Dataset excerpts |
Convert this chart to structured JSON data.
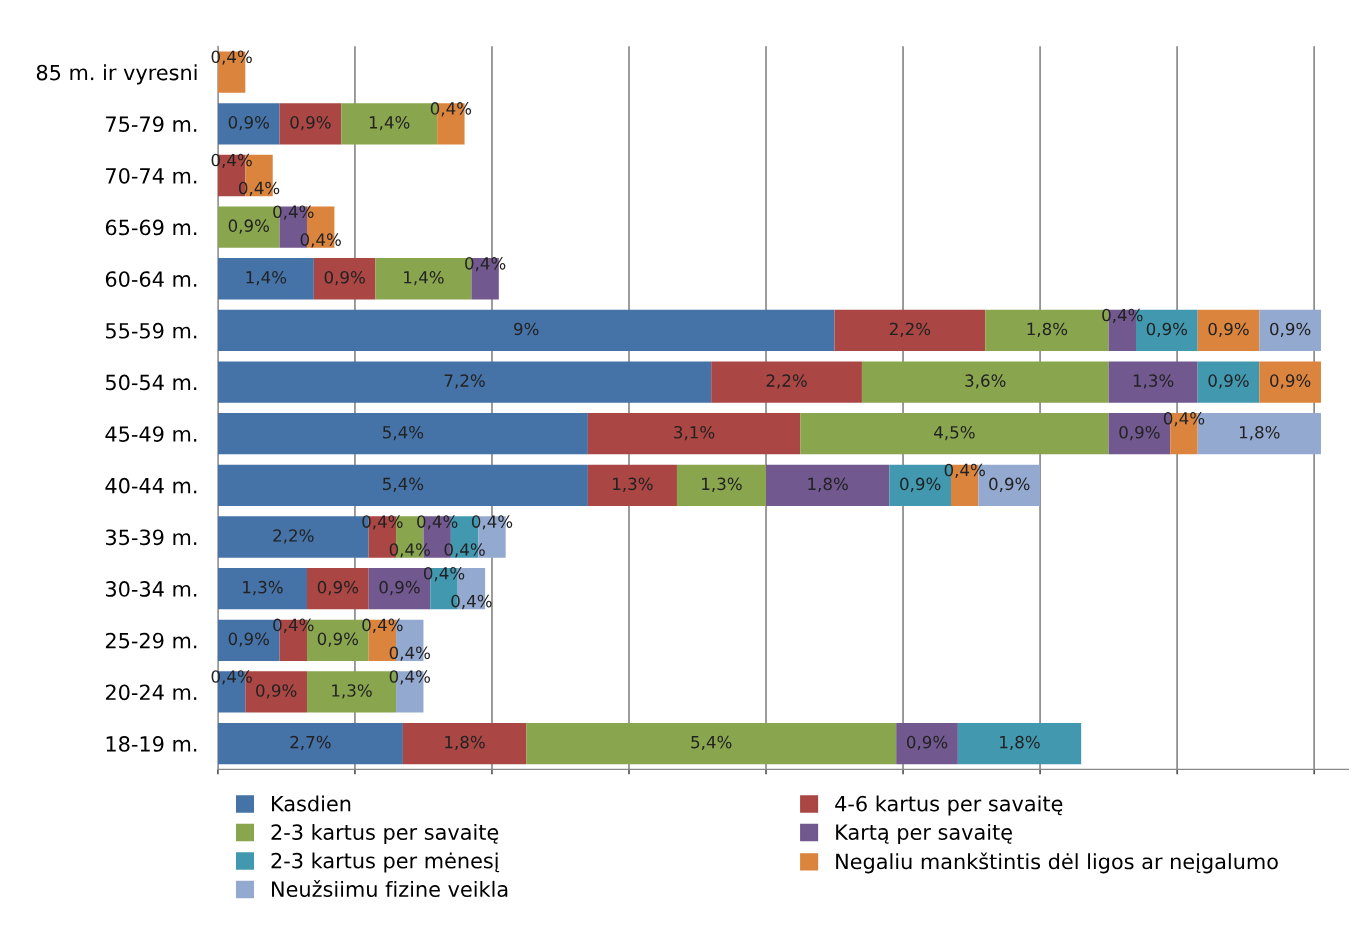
{
  "chart_data": {
    "type": "bar",
    "orientation": "horizontal",
    "stacked": true,
    "grid": "x",
    "legend": "bottom",
    "categories": [
      "85 m. ir vyresni",
      "75-79 m.",
      "70-74 m.",
      "65-69 m.",
      "60-64 m.",
      "55-59 m.",
      "50-54 m.",
      "45-49 m.",
      "40-44 m.",
      "35-39 m.",
      "30-34 m.",
      "25-29 m.",
      "20-24 m.",
      "18-19 m."
    ],
    "xlim": [
      0,
      16.5
    ],
    "xticks": [
      {
        "value": 0,
        "label": null
      },
      {
        "value": 2,
        "label": null
      },
      {
        "value": 4,
        "label": null
      },
      {
        "value": 6,
        "label": null
      },
      {
        "value": 8,
        "label": null
      },
      {
        "value": 10,
        "label": null
      },
      {
        "value": 12,
        "label": null
      },
      {
        "value": 14,
        "label": null
      },
      {
        "value": 16,
        "label": null
      }
    ],
    "tick_labels": "y",
    "series": [
      {
        "name": "Kasdien",
        "color": "#4572a7",
        "values": [
          null,
          0.9,
          null,
          null,
          1.4,
          9,
          7.2,
          5.4,
          5.4,
          2.2,
          1.3,
          0.9,
          0.4,
          2.7
        ],
        "value_labels": [
          null,
          "0,9%",
          null,
          null,
          "1,4%",
          "9%",
          "7,2%",
          "5,4%",
          "5,4%",
          "2,2%",
          "1,3%",
          "0,9%",
          "0,4%",
          "2,7%"
        ]
      },
      {
        "name": "4-6 kartus per savaitę",
        "color": "#aa4643",
        "values": [
          null,
          0.9,
          0.4,
          null,
          0.9,
          2.2,
          2.2,
          3.1,
          1.3,
          0.4,
          0.9,
          0.4,
          0.9,
          1.8
        ],
        "value_labels": [
          null,
          "0,9%",
          "0,4%",
          null,
          "0,9%",
          "2,2%",
          "2,2%",
          "3,1%",
          "1,3%",
          "0,4%",
          "0,9%",
          "0,4%",
          "0,9%",
          "1,8%"
        ]
      },
      {
        "name": "2-3 kartus per savaitę",
        "color": "#89a54e",
        "values": [
          null,
          1.4,
          null,
          0.9,
          1.4,
          1.8,
          3.6,
          4.5,
          1.3,
          0.4,
          null,
          0.9,
          1.3,
          5.4
        ],
        "value_labels": [
          null,
          "1,4%",
          null,
          "0,9%",
          "1,4%",
          "1,8%",
          "3,6%",
          "4,5%",
          "1,3%",
          "0,4%",
          null,
          "0,9%",
          "1,3%",
          "5,4%"
        ]
      },
      {
        "name": "Kartą per savaitę",
        "color": "#71588f",
        "values": [
          null,
          null,
          null,
          0.4,
          0.4,
          0.4,
          1.3,
          0.9,
          1.8,
          0.4,
          0.9,
          null,
          null,
          0.9
        ],
        "value_labels": [
          null,
          null,
          null,
          "0,4%",
          "0,4%",
          "0,4%",
          "1,3%",
          "0,9%",
          "1,8%",
          "0,4%",
          "0,9%",
          null,
          null,
          "0,9%"
        ]
      },
      {
        "name": "2-3 kartus per mėnesį",
        "color": "#4198af",
        "values": [
          null,
          null,
          null,
          null,
          null,
          0.9,
          0.9,
          null,
          0.9,
          0.4,
          0.4,
          null,
          null,
          1.8
        ],
        "value_labels": [
          null,
          null,
          null,
          null,
          null,
          "0,9%",
          "0,9%",
          null,
          "0,9%",
          "0,4%",
          "0,4%",
          null,
          null,
          "1,8%"
        ]
      },
      {
        "name": "Negaliu mankštintis dėl ligos ar neįgalumo",
        "color": "#db843d",
        "values": [
          0.4,
          0.4,
          0.4,
          0.4,
          null,
          0.9,
          0.9,
          0.4,
          0.4,
          null,
          null,
          0.4,
          null,
          null
        ],
        "value_labels": [
          "0,4%",
          "0,4%",
          "0,4%",
          "0,4%",
          null,
          "0,9%",
          "0,9%",
          "0,4%",
          "0,4%",
          null,
          null,
          "0,4%",
          null,
          null
        ]
      },
      {
        "name": "Neužsiimu fizine veikla",
        "color": "#93a9cf",
        "values": [
          null,
          null,
          null,
          null,
          null,
          0.9,
          null,
          1.8,
          0.9,
          0.4,
          0.4,
          0.4,
          0.4,
          null
        ],
        "value_labels": [
          null,
          null,
          null,
          null,
          null,
          "0,9%",
          null,
          "1,8%",
          "0,9%",
          "0,4%",
          "0,4%",
          "0,4%",
          "0,4%",
          null
        ]
      }
    ]
  }
}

Exercise goal |
Leave out the pictures and give the listing above again exactly.

Output for this task |
Convert this chart to structured JSON data.
{
  "chart_data": {
    "type": "bar",
    "orientation": "horizontal",
    "stacked": true,
    "grid": "x",
    "legend": "bottom",
    "categories": [
      "85 m. ir vyresni",
      "75-79 m.",
      "70-74 m.",
      "65-69 m.",
      "60-64 m.",
      "55-59 m.",
      "50-54 m.",
      "45-49 m.",
      "40-44 m.",
      "35-39 m.",
      "30-34 m.",
      "25-29 m.",
      "20-24 m.",
      "18-19 m."
    ],
    "xlim": [
      0,
      16.5
    ],
    "xticks": [
      {
        "value": 0,
        "label": null
      },
      {
        "value": 2,
        "label": null
      },
      {
        "value": 4,
        "label": null
      },
      {
        "value": 6,
        "label": null
      },
      {
        "value": 8,
        "label": null
      },
      {
        "value": 10,
        "label": null
      },
      {
        "value": 12,
        "label": null
      },
      {
        "value": 14,
        "label": null
      },
      {
        "value": 16,
        "label": null
      }
    ],
    "tick_labels": "y",
    "series": [
      {
        "name": "Kasdien",
        "color": "#4572a7",
        "values": [
          null,
          0.9,
          null,
          null,
          1.4,
          9,
          7.2,
          5.4,
          5.4,
          2.2,
          1.3,
          0.9,
          0.4,
          2.7
        ],
        "value_labels": [
          null,
          "0,9%",
          null,
          null,
          "1,4%",
          "9%",
          "7,2%",
          "5,4%",
          "5,4%",
          "2,2%",
          "1,3%",
          "0,9%",
          "0,4%",
          "2,7%"
        ]
      },
      {
        "name": "4-6 kartus per savaitę",
        "color": "#aa4643",
        "values": [
          null,
          0.9,
          0.4,
          null,
          0.9,
          2.2,
          2.2,
          3.1,
          1.3,
          0.4,
          0.9,
          0.4,
          0.9,
          1.8
        ],
        "value_labels": [
          null,
          "0,9%",
          "0,4%",
          null,
          "0,9%",
          "2,2%",
          "2,2%",
          "3,1%",
          "1,3%",
          "0,4%",
          "0,9%",
          "0,4%",
          "0,9%",
          "1,8%"
        ]
      },
      {
        "name": "2-3 kartus per savaitę",
        "color": "#89a54e",
        "values": [
          null,
          1.4,
          null,
          0.9,
          1.4,
          1.8,
          3.6,
          4.5,
          1.3,
          0.4,
          null,
          0.9,
          1.3,
          5.4
        ],
        "value_labels": [
          null,
          "1,4%",
          null,
          "0,9%",
          "1,4%",
          "1,8%",
          "3,6%",
          "4,5%",
          "1,3%",
          "0,4%",
          null,
          "0,9%",
          "1,3%",
          "5,4%"
        ]
      },
      {
        "name": "Kartą per savaitę",
        "color": "#71588f",
        "values": [
          null,
          null,
          null,
          0.4,
          0.4,
          0.4,
          1.3,
          0.9,
          1.8,
          0.4,
          0.9,
          null,
          null,
          0.9
        ],
        "value_labels": [
          null,
          null,
          null,
          "0,4%",
          "0,4%",
          "0,4%",
          "1,3%",
          "0,9%",
          "1,8%",
          "0,4%",
          "0,9%",
          null,
          null,
          "0,9%"
        ]
      },
      {
        "name": "2-3 kartus per mėnesį",
        "color": "#4198af",
        "values": [
          null,
          null,
          null,
          null,
          null,
          0.9,
          0.9,
          null,
          0.9,
          0.4,
          0.4,
          null,
          null,
          1.8
        ],
        "value_labels": [
          null,
          null,
          null,
          null,
          null,
          "0,9%",
          "0,9%",
          null,
          "0,9%",
          "0,4%",
          "0,4%",
          null,
          null,
          "1,8%"
        ]
      },
      {
        "name": "Negaliu mankštintis dėl ligos ar neįgalumo",
        "color": "#db843d",
        "values": [
          0.4,
          0.4,
          0.4,
          0.4,
          null,
          0.9,
          0.9,
          0.4,
          0.4,
          null,
          null,
          0.4,
          null,
          null
        ],
        "value_labels": [
          "0,4%",
          "0,4%",
          "0,4%",
          "0,4%",
          null,
          "0,9%",
          "0,9%",
          "0,4%",
          "0,4%",
          null,
          null,
          "0,4%",
          null,
          null
        ]
      },
      {
        "name": "Neužsiimu fizine veikla",
        "color": "#93a9cf",
        "values": [
          null,
          null,
          null,
          null,
          null,
          0.9,
          null,
          1.8,
          0.9,
          0.4,
          0.4,
          0.4,
          0.4,
          null
        ],
        "value_labels": [
          null,
          null,
          null,
          null,
          null,
          "0,9%",
          null,
          "1,8%",
          "0,9%",
          "0,4%",
          "0,4%",
          "0,4%",
          "0,4%",
          null
        ]
      }
    ]
  }
}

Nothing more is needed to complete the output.